▶ [Task objective]
Skip every picture and transcribe the remaining material exactly.

▶ [Provided records]

- - -

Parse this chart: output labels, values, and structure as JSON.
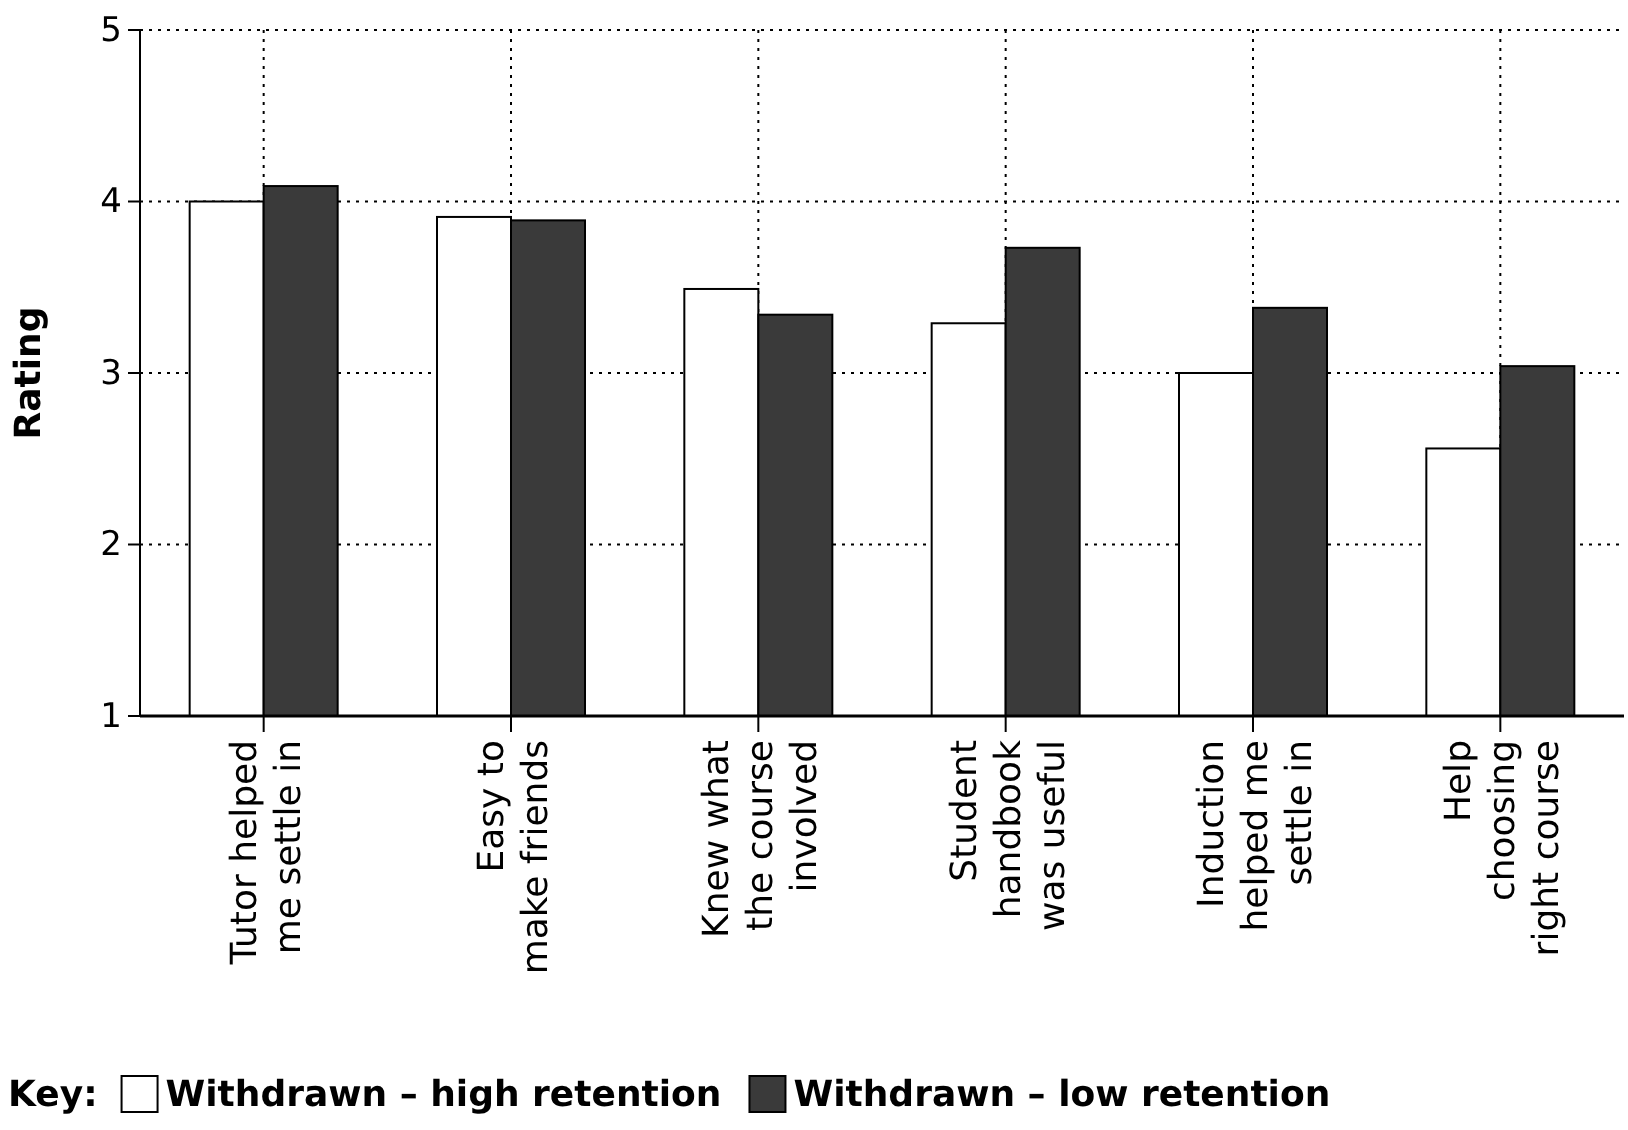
{
  "chart_data": {
    "type": "bar",
    "ylabel": "Rating",
    "legend_title": "Key:",
    "categories": [
      "Tutor helped\nme settle in",
      "Easy to\nmake friends",
      "Knew what\nthe course\ninvolved",
      "Student\nhandbook\nwas useful",
      "Induction\nhelped me\nsettle in",
      "Help\nchoosing\nright course"
    ],
    "series": [
      {
        "name": "Withdrawn – high retention",
        "color": "#ffffff",
        "values": [
          4.0,
          3.91,
          3.49,
          3.29,
          3.0,
          2.56
        ]
      },
      {
        "name": "Withdrawn – low retention",
        "color": "#3a3a3a",
        "values": [
          4.09,
          3.89,
          3.34,
          3.73,
          3.38,
          3.04
        ]
      }
    ],
    "ylim": [
      1,
      5
    ],
    "yticks": [
      1,
      2,
      3,
      4,
      5
    ],
    "grid": true,
    "legend": "bottom"
  }
}
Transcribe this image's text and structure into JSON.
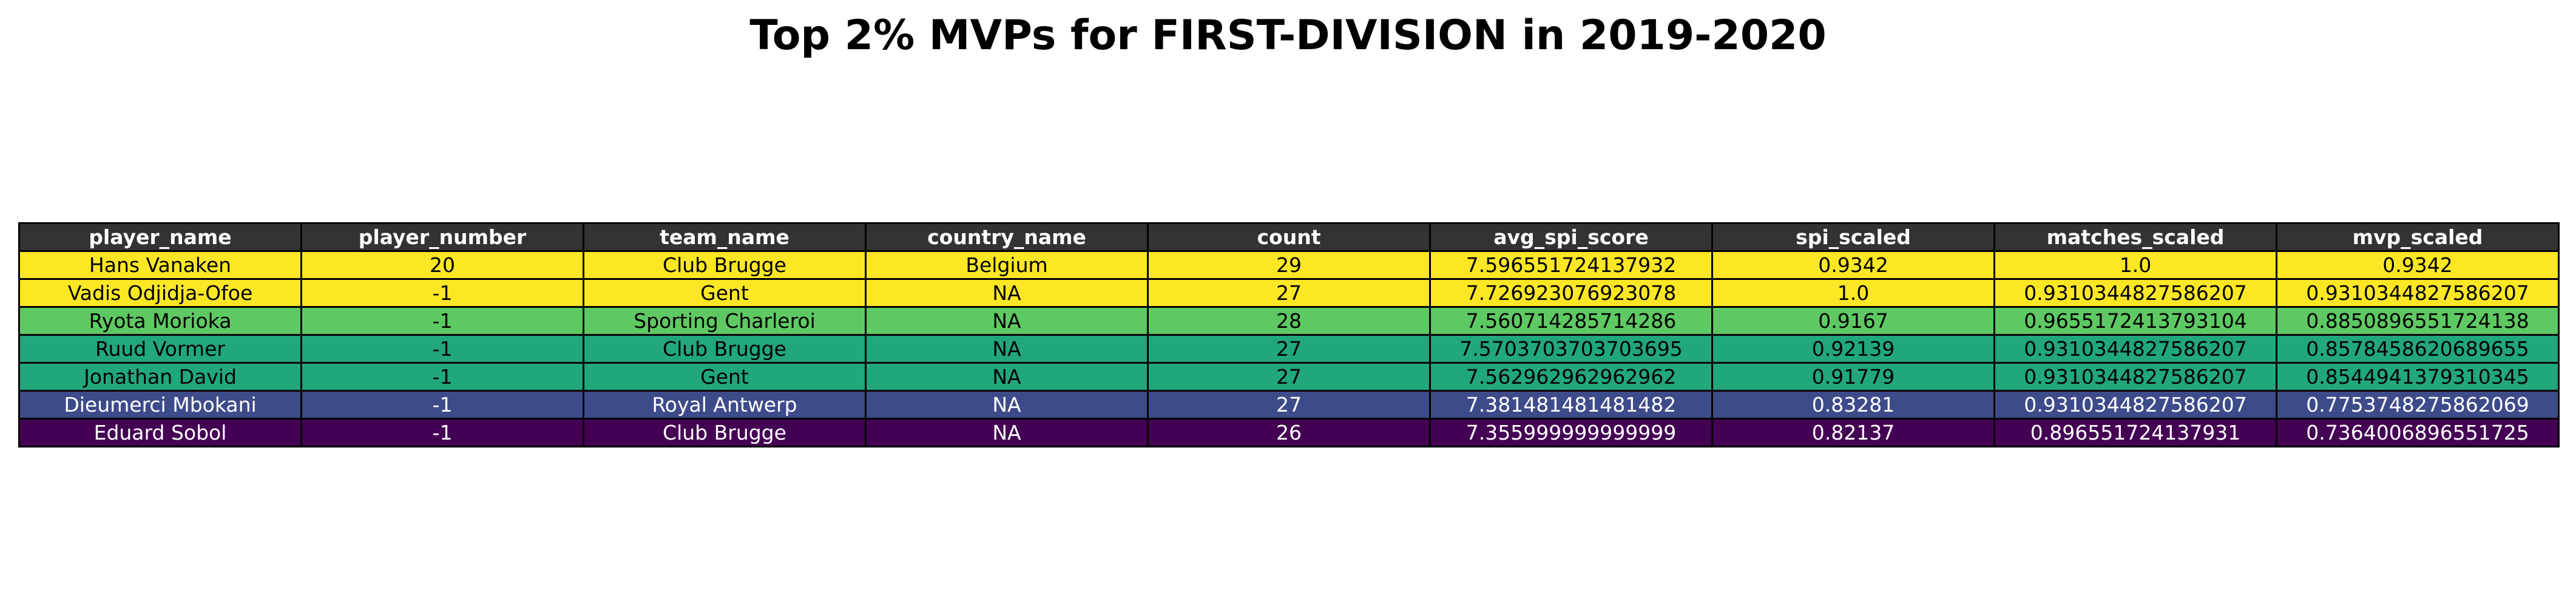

- - -

▶ [The output]
Parse this chart: output labels, values, and structure as JSON.
{
  "chart_data": {
    "type": "bar",
    "ylabel": "Rating",
    "legend_title": "Key:",
    "categories": [
      "Tutor helped\nme settle in",
      "Easy to\nmake friends",
      "Knew what\nthe course\ninvolved",
      "Student\nhandbook\nwas useful",
      "Induction\nhelped me\nsettle in",
      "Help\nchoosing\nright course"
    ],
    "series": [
      {
        "name": "Withdrawn – high retention",
        "color": "#ffffff",
        "values": [
          4.0,
          3.91,
          3.49,
          3.29,
          3.0,
          2.56
        ]
      },
      {
        "name": "Withdrawn – low retention",
        "color": "#3a3a3a",
        "values": [
          4.09,
          3.89,
          3.34,
          3.73,
          3.38,
          3.04
        ]
      }
    ],
    "ylim": [
      1,
      5
    ],
    "yticks": [
      1,
      2,
      3,
      4,
      5
    ],
    "grid": true,
    "legend": "bottom"
  }
}
Transcribe this image's text and structure into JSON.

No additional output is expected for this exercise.